**Goal:**
Print all of the data exactly as written.

Figure contents as structured data:
□ □ □ □ □

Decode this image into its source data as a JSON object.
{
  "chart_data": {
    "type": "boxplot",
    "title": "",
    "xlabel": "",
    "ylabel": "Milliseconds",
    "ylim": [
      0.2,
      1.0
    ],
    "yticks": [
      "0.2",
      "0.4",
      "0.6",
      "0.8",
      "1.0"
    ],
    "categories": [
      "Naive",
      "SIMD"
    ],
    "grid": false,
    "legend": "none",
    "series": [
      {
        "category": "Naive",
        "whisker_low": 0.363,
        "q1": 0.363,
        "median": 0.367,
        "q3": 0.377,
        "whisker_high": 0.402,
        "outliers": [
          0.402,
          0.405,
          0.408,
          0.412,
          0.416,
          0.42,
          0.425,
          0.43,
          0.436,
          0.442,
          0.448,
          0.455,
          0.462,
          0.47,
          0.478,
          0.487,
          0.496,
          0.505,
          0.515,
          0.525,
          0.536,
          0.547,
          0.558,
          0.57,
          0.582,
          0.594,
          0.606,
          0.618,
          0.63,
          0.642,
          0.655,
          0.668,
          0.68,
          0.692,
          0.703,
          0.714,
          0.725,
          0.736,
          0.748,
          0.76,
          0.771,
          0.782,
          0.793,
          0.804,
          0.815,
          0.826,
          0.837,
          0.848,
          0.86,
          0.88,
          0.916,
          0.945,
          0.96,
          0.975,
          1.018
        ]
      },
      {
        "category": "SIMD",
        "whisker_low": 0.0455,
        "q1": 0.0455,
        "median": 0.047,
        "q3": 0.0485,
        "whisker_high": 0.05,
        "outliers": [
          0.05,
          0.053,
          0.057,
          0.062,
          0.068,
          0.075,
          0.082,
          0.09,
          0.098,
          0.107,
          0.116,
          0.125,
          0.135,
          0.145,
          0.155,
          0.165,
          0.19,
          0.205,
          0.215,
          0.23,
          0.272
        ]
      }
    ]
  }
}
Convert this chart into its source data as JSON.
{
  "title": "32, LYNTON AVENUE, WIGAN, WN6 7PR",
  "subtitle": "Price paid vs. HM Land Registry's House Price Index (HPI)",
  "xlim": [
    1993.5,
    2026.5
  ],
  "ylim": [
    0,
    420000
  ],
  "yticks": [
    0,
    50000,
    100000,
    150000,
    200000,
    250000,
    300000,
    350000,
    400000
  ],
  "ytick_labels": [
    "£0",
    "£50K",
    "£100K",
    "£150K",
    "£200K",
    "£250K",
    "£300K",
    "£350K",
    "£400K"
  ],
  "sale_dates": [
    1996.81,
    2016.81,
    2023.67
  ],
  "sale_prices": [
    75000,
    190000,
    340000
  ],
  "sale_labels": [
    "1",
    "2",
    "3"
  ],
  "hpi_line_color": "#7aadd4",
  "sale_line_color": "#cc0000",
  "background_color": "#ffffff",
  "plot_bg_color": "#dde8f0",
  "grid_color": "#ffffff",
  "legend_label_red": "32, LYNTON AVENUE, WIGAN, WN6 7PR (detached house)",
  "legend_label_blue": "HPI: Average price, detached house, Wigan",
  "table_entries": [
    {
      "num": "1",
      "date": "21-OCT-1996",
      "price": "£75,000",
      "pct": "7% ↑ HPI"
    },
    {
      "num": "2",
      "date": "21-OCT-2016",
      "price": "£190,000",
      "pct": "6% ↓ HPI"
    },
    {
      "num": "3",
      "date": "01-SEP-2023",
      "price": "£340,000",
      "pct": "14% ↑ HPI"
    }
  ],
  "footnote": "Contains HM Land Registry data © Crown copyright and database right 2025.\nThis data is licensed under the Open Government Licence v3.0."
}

□ □ □ □ □

**The response:**
Decode this image into its source data as a JSON object.
{
  "chart_data": {
    "type": "boxplot",
    "title": "",
    "xlabel": "",
    "ylabel": "Milliseconds",
    "ylim": [
      0.2,
      1.0
    ],
    "yticks": [
      "0.2",
      "0.4",
      "0.6",
      "0.8",
      "1.0"
    ],
    "categories": [
      "Naive",
      "SIMD"
    ],
    "grid": false,
    "legend": "none",
    "series": [
      {
        "category": "Naive",
        "whisker_low": 0.363,
        "q1": 0.363,
        "median": 0.367,
        "q3": 0.377,
        "whisker_high": 0.402,
        "outliers": [
          0.402,
          0.405,
          0.408,
          0.412,
          0.416,
          0.42,
          0.425,
          0.43,
          0.436,
          0.442,
          0.448,
          0.455,
          0.462,
          0.47,
          0.478,
          0.487,
          0.496,
          0.505,
          0.515,
          0.525,
          0.536,
          0.547,
          0.558,
          0.57,
          0.582,
          0.594,
          0.606,
          0.618,
          0.63,
          0.642,
          0.655,
          0.668,
          0.68,
          0.692,
          0.703,
          0.714,
          0.725,
          0.736,
          0.748,
          0.76,
          0.771,
          0.782,
          0.793,
          0.804,
          0.815,
          0.826,
          0.837,
          0.848,
          0.86,
          0.88,
          0.916,
          0.945,
          0.96,
          0.975,
          1.018
        ]
      },
      {
        "category": "SIMD",
        "whisker_low": 0.0455,
        "q1": 0.0455,
        "median": 0.047,
        "q3": 0.0485,
        "whisker_high": 0.05,
        "outliers": [
          0.05,
          0.053,
          0.057,
          0.062,
          0.068,
          0.075,
          0.082,
          0.09,
          0.098,
          0.107,
          0.116,
          0.125,
          0.135,
          0.145,
          0.155,
          0.165,
          0.19,
          0.205,
          0.215,
          0.23,
          0.272
        ]
      }
    ]
  }
}
Convert this chart into its source data as JSON.
{
  "title": "32, LYNTON AVENUE, WIGAN, WN6 7PR",
  "subtitle": "Price paid vs. HM Land Registry's House Price Index (HPI)",
  "xlim": [
    1993.5,
    2026.5
  ],
  "ylim": [
    0,
    420000
  ],
  "yticks": [
    0,
    50000,
    100000,
    150000,
    200000,
    250000,
    300000,
    350000,
    400000
  ],
  "ytick_labels": [
    "£0",
    "£50K",
    "£100K",
    "£150K",
    "£200K",
    "£250K",
    "£300K",
    "£350K",
    "£400K"
  ],
  "sale_dates": [
    1996.81,
    2016.81,
    2023.67
  ],
  "sale_prices": [
    75000,
    190000,
    340000
  ],
  "sale_labels": [
    "1",
    "2",
    "3"
  ],
  "hpi_line_color": "#7aadd4",
  "sale_line_color": "#cc0000",
  "background_color": "#ffffff",
  "plot_bg_color": "#dde8f0",
  "grid_color": "#ffffff",
  "legend_label_red": "32, LYNTON AVENUE, WIGAN, WN6 7PR (detached house)",
  "legend_label_blue": "HPI: Average price, detached house, Wigan",
  "table_entries": [
    {
      "num": "1",
      "date": "21-OCT-1996",
      "price": "£75,000",
      "pct": "7% ↑ HPI"
    },
    {
      "num": "2",
      "date": "21-OCT-2016",
      "price": "£190,000",
      "pct": "6% ↓ HPI"
    },
    {
      "num": "3",
      "date": "01-SEP-2023",
      "price": "£340,000",
      "pct": "14% ↑ HPI"
    }
  ],
  "footnote": "Contains HM Land Registry data © Crown copyright and database right 2025.\nThis data is licensed under the Open Government Licence v3.0."
}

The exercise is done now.